Your task is to reproduce the entries below word for word.

[Records that describe figures]

####################

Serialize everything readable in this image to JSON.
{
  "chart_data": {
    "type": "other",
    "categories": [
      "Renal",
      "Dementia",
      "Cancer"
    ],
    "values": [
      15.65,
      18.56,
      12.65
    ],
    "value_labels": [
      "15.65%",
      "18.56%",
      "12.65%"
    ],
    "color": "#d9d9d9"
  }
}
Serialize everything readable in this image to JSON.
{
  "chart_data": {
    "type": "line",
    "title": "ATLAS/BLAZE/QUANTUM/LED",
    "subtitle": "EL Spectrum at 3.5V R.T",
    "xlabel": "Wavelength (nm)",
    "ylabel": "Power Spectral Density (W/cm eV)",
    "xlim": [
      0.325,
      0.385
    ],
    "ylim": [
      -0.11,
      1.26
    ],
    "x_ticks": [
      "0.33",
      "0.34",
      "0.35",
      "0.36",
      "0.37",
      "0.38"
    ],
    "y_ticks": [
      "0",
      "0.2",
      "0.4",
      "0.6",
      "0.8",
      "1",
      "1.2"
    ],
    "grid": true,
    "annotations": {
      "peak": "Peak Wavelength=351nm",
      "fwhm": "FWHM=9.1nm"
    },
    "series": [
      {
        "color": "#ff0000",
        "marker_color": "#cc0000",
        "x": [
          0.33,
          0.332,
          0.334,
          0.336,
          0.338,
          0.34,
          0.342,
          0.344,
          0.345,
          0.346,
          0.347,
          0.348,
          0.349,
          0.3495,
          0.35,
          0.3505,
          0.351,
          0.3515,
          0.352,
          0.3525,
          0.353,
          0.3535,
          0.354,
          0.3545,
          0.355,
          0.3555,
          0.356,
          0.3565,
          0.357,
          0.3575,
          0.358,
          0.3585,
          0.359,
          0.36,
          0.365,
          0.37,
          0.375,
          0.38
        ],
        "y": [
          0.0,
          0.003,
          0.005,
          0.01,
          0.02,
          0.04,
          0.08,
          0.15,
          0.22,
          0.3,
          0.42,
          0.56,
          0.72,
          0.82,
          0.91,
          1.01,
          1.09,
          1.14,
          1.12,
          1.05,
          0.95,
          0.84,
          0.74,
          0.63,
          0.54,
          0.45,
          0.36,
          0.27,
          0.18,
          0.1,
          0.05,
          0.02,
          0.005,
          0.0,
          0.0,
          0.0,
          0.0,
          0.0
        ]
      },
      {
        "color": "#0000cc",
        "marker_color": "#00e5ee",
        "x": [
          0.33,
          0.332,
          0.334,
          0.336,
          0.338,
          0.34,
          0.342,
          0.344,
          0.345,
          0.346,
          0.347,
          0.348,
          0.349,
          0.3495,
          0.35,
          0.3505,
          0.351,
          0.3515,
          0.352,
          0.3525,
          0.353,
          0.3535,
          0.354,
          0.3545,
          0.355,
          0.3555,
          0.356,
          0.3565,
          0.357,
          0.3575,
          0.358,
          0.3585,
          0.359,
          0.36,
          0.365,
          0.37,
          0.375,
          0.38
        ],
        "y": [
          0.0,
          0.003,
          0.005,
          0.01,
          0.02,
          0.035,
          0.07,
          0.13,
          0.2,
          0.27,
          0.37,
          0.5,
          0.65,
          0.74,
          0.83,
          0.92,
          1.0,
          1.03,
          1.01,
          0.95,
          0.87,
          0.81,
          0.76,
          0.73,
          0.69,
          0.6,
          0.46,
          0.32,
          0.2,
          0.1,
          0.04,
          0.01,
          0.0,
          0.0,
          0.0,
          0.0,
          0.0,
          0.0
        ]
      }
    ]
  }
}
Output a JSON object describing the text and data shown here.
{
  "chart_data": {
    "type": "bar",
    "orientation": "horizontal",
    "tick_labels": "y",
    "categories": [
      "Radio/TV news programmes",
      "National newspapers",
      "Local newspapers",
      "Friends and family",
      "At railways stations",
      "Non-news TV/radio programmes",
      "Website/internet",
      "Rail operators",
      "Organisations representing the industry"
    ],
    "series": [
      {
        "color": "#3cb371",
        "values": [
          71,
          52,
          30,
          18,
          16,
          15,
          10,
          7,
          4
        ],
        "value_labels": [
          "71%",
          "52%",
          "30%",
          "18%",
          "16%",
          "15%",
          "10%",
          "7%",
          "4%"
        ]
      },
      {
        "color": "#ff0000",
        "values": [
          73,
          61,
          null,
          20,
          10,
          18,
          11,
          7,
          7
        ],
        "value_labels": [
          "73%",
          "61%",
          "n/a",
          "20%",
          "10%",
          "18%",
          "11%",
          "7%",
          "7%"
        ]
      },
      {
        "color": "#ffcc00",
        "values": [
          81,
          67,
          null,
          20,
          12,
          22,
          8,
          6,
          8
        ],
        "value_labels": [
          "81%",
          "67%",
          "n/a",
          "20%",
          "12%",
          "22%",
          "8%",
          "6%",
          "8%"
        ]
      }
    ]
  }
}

####################

Response to the exercise —
Serialize everything readable in this image to JSON.
{
  "chart_data": {
    "type": "other",
    "categories": [
      "Renal",
      "Dementia",
      "Cancer"
    ],
    "values": [
      15.65,
      18.56,
      12.65
    ],
    "value_labels": [
      "15.65%",
      "18.56%",
      "12.65%"
    ],
    "color": "#d9d9d9"
  }
}
Serialize everything readable in this image to JSON.
{
  "chart_data": {
    "type": "line",
    "title": "ATLAS/BLAZE/QUANTUM/LED",
    "subtitle": "EL Spectrum at 3.5V R.T",
    "xlabel": "Wavelength (nm)",
    "ylabel": "Power Spectral Density (W/cm eV)",
    "xlim": [
      0.325,
      0.385
    ],
    "ylim": [
      -0.11,
      1.26
    ],
    "x_ticks": [
      "0.33",
      "0.34",
      "0.35",
      "0.36",
      "0.37",
      "0.38"
    ],
    "y_ticks": [
      "0",
      "0.2",
      "0.4",
      "0.6",
      "0.8",
      "1",
      "1.2"
    ],
    "grid": true,
    "annotations": {
      "peak": "Peak Wavelength=351nm",
      "fwhm": "FWHM=9.1nm"
    },
    "series": [
      {
        "color": "#ff0000",
        "marker_color": "#cc0000",
        "x": [
          0.33,
          0.332,
          0.334,
          0.336,
          0.338,
          0.34,
          0.342,
          0.344,
          0.345,
          0.346,
          0.347,
          0.348,
          0.349,
          0.3495,
          0.35,
          0.3505,
          0.351,
          0.3515,
          0.352,
          0.3525,
          0.353,
          0.3535,
          0.354,
          0.3545,
          0.355,
          0.3555,
          0.356,
          0.3565,
          0.357,
          0.3575,
          0.358,
          0.3585,
          0.359,
          0.36,
          0.365,
          0.37,
          0.375,
          0.38
        ],
        "y": [
          0.0,
          0.003,
          0.005,
          0.01,
          0.02,
          0.04,
          0.08,
          0.15,
          0.22,
          0.3,
          0.42,
          0.56,
          0.72,
          0.82,
          0.91,
          1.01,
          1.09,
          1.14,
          1.12,
          1.05,
          0.95,
          0.84,
          0.74,
          0.63,
          0.54,
          0.45,
          0.36,
          0.27,
          0.18,
          0.1,
          0.05,
          0.02,
          0.005,
          0.0,
          0.0,
          0.0,
          0.0,
          0.0
        ]
      },
      {
        "color": "#0000cc",
        "marker_color": "#00e5ee",
        "x": [
          0.33,
          0.332,
          0.334,
          0.336,
          0.338,
          0.34,
          0.342,
          0.344,
          0.345,
          0.346,
          0.347,
          0.348,
          0.349,
          0.3495,
          0.35,
          0.3505,
          0.351,
          0.3515,
          0.352,
          0.3525,
          0.353,
          0.3535,
          0.354,
          0.3545,
          0.355,
          0.3555,
          0.356,
          0.3565,
          0.357,
          0.3575,
          0.358,
          0.3585,
          0.359,
          0.36,
          0.365,
          0.37,
          0.375,
          0.38
        ],
        "y": [
          0.0,
          0.003,
          0.005,
          0.01,
          0.02,
          0.035,
          0.07,
          0.13,
          0.2,
          0.27,
          0.37,
          0.5,
          0.65,
          0.74,
          0.83,
          0.92,
          1.0,
          1.03,
          1.01,
          0.95,
          0.87,
          0.81,
          0.76,
          0.73,
          0.69,
          0.6,
          0.46,
          0.32,
          0.2,
          0.1,
          0.04,
          0.01,
          0.0,
          0.0,
          0.0,
          0.0,
          0.0,
          0.0
        ]
      }
    ]
  }
}
Output a JSON object describing the text and data shown here.
{
  "chart_data": {
    "type": "bar",
    "orientation": "horizontal",
    "tick_labels": "y",
    "categories": [
      "Radio/TV news programmes",
      "National newspapers",
      "Local newspapers",
      "Friends and family",
      "At railways stations",
      "Non-news TV/radio programmes",
      "Website/internet",
      "Rail operators",
      "Organisations representing the industry"
    ],
    "series": [
      {
        "color": "#3cb371",
        "values": [
          71,
          52,
          30,
          18,
          16,
          15,
          10,
          7,
          4
        ],
        "value_labels": [
          "71%",
          "52%",
          "30%",
          "18%",
          "16%",
          "15%",
          "10%",
          "7%",
          "4%"
        ]
      },
      {
        "color": "#ff0000",
        "values": [
          73,
          61,
          null,
          20,
          10,
          18,
          11,
          7,
          7
        ],
        "value_labels": [
          "73%",
          "61%",
          "n/a",
          "20%",
          "10%",
          "18%",
          "11%",
          "7%",
          "7%"
        ]
      },
      {
        "color": "#ffcc00",
        "values": [
          81,
          67,
          null,
          20,
          12,
          22,
          8,
          6,
          8
        ],
        "value_labels": [
          "81%",
          "67%",
          "n/a",
          "20%",
          "12%",
          "22%",
          "8%",
          "6%",
          "8%"
        ]
      }
    ]
  }
}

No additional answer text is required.